» **Records**
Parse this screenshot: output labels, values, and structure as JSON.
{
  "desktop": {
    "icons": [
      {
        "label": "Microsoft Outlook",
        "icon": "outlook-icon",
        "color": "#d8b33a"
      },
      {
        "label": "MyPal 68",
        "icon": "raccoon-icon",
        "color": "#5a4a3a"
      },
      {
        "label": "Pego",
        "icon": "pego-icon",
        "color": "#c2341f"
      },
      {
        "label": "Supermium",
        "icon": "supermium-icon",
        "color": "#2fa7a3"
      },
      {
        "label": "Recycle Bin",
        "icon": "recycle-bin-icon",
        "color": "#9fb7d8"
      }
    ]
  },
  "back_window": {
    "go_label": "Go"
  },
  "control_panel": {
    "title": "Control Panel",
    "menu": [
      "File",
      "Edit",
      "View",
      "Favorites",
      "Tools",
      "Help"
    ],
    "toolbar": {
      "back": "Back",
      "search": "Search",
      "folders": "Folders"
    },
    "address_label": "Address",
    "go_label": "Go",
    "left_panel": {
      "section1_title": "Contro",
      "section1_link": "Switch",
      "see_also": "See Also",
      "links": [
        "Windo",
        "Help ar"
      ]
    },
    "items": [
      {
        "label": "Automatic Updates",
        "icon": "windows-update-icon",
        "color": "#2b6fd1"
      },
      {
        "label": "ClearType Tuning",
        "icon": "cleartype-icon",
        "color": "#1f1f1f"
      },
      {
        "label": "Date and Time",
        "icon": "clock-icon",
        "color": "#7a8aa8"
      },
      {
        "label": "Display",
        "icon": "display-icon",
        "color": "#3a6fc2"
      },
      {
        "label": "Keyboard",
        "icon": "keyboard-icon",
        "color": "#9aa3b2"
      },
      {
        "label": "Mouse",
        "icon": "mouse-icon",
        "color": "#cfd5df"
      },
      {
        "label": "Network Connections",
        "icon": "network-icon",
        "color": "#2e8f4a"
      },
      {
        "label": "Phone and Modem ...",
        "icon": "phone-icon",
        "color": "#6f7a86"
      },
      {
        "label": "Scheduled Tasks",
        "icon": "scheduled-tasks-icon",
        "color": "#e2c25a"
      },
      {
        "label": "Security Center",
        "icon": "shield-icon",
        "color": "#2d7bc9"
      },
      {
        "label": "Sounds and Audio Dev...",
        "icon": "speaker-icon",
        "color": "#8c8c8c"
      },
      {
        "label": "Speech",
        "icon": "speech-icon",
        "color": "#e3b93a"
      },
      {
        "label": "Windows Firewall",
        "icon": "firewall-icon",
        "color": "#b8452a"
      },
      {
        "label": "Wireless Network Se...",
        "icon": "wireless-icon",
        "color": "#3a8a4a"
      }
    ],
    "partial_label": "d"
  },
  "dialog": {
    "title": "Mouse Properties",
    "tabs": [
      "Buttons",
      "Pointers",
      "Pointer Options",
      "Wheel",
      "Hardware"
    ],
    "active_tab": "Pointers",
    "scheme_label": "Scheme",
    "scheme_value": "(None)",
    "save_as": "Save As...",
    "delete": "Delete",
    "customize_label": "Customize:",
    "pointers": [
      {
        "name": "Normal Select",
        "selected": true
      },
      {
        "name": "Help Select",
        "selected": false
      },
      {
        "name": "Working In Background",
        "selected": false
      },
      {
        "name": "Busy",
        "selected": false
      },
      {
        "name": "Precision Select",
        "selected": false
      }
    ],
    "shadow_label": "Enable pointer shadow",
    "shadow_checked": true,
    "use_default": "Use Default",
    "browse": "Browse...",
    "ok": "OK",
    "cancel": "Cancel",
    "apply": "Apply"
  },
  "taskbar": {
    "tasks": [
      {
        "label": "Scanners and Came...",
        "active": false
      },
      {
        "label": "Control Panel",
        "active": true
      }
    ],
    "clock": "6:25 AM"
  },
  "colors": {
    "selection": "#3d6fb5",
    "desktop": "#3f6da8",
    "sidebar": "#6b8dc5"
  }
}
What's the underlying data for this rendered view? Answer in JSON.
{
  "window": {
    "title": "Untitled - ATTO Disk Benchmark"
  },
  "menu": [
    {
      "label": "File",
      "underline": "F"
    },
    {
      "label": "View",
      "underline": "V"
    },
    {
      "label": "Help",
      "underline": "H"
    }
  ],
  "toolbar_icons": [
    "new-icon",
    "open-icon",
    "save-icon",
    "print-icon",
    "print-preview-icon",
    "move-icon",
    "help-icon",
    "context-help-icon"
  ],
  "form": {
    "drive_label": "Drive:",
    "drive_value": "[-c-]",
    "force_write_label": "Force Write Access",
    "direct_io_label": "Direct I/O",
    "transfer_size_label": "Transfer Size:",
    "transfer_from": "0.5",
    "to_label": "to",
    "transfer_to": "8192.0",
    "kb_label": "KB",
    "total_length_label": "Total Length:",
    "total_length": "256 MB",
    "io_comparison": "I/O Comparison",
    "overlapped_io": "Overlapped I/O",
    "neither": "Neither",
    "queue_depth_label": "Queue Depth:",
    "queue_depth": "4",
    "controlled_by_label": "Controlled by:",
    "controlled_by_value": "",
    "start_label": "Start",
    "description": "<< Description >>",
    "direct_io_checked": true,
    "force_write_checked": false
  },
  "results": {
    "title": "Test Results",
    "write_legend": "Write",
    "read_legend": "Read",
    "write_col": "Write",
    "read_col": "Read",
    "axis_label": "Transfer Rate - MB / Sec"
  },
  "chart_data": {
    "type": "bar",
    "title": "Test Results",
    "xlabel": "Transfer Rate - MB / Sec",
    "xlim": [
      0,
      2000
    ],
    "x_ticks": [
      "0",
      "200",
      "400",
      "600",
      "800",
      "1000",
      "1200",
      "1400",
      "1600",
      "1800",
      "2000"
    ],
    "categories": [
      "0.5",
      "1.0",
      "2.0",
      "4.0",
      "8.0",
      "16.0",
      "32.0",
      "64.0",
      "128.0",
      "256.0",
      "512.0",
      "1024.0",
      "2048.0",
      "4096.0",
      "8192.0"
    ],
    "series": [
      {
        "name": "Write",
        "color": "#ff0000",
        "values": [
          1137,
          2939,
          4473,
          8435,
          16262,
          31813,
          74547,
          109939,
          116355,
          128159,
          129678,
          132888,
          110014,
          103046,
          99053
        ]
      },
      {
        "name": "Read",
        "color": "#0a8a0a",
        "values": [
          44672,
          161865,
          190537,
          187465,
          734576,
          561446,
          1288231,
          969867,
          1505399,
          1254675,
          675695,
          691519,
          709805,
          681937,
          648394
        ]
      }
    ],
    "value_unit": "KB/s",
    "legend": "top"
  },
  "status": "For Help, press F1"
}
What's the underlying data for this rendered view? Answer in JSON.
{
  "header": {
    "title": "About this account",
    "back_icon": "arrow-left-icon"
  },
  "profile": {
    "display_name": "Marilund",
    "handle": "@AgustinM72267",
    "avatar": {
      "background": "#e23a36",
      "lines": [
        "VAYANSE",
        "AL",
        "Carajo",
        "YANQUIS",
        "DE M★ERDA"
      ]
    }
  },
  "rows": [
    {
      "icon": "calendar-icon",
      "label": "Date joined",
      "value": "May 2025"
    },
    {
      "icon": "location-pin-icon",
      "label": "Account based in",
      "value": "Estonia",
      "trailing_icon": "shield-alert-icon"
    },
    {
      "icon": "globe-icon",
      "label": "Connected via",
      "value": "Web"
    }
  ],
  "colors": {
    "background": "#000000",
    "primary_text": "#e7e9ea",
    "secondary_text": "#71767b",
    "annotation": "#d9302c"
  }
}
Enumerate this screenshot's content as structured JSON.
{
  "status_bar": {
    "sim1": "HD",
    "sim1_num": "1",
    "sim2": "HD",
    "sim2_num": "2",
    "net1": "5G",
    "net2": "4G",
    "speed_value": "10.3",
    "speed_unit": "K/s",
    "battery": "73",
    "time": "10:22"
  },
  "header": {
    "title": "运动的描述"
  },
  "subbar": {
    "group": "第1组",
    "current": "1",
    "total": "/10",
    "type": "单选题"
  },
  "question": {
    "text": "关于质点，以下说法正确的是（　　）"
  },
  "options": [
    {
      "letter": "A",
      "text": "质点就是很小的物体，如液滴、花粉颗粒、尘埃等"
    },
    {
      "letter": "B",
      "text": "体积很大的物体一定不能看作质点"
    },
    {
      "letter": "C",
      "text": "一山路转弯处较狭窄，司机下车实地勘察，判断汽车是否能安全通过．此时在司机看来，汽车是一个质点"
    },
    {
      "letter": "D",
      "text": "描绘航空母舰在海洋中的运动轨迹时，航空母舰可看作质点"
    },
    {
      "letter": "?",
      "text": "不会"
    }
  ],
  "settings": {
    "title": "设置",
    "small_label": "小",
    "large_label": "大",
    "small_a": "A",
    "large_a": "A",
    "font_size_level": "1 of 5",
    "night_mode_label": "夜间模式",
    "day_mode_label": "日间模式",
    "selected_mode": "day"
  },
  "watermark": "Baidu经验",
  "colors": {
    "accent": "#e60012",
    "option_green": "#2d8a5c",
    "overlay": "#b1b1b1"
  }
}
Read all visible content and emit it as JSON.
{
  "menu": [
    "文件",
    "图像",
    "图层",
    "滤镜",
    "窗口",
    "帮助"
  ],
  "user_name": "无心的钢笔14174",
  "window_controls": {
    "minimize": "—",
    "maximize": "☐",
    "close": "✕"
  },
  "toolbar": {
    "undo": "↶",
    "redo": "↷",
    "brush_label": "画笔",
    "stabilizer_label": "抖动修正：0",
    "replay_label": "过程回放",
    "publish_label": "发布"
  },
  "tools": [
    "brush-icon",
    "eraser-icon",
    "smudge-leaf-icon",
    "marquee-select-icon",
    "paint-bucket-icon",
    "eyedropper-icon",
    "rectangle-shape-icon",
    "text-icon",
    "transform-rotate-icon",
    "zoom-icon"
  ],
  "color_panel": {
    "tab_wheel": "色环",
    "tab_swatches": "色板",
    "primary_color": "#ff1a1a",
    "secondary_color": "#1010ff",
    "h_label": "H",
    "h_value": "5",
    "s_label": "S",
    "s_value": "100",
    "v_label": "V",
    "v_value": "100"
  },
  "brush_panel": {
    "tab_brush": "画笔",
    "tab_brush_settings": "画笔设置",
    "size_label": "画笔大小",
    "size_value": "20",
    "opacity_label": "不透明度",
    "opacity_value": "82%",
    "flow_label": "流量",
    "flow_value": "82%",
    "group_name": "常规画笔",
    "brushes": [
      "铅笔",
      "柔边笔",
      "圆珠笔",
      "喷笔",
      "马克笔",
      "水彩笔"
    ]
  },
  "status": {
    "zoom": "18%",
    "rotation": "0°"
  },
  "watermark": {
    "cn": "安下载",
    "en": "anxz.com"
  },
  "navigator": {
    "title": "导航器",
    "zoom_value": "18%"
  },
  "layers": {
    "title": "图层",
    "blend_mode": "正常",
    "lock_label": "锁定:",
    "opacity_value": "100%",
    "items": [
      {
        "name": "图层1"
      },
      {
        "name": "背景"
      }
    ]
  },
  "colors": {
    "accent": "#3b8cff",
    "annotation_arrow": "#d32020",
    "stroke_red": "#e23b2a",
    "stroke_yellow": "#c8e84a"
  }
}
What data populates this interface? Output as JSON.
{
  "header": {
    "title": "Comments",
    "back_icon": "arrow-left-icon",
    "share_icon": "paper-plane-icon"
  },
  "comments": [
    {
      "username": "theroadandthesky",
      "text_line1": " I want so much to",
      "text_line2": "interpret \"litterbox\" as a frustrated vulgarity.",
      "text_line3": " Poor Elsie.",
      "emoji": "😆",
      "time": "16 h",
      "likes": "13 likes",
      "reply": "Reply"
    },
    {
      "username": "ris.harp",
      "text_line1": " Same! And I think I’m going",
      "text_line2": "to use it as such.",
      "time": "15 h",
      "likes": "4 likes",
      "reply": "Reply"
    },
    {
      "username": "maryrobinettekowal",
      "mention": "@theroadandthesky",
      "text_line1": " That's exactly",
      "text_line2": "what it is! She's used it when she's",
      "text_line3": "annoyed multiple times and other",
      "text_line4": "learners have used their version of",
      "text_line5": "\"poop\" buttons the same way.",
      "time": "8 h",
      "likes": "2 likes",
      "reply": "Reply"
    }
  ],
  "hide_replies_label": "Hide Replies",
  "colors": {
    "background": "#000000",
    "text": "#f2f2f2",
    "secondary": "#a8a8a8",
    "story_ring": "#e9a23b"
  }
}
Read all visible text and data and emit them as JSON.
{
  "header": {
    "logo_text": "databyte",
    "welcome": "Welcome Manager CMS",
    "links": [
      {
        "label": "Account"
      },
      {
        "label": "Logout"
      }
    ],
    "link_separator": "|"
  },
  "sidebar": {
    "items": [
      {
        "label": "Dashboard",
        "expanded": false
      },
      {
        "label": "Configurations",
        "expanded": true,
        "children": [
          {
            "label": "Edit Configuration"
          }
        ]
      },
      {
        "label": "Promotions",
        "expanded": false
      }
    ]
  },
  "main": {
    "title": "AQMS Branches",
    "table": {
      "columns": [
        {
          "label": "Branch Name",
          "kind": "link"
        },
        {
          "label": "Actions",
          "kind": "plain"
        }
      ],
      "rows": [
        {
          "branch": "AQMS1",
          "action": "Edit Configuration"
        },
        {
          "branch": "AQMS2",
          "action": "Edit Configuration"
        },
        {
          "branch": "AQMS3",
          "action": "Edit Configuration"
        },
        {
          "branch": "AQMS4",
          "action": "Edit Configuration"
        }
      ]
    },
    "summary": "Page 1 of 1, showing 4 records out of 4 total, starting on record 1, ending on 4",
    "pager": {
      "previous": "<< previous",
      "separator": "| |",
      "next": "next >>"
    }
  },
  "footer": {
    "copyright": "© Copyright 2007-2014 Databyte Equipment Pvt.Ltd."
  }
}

» **Exercise requirements**
Examine the entries and report how many of their lines contain the string "theroadandthesky", giving no more than the number.

» **Final answer**
2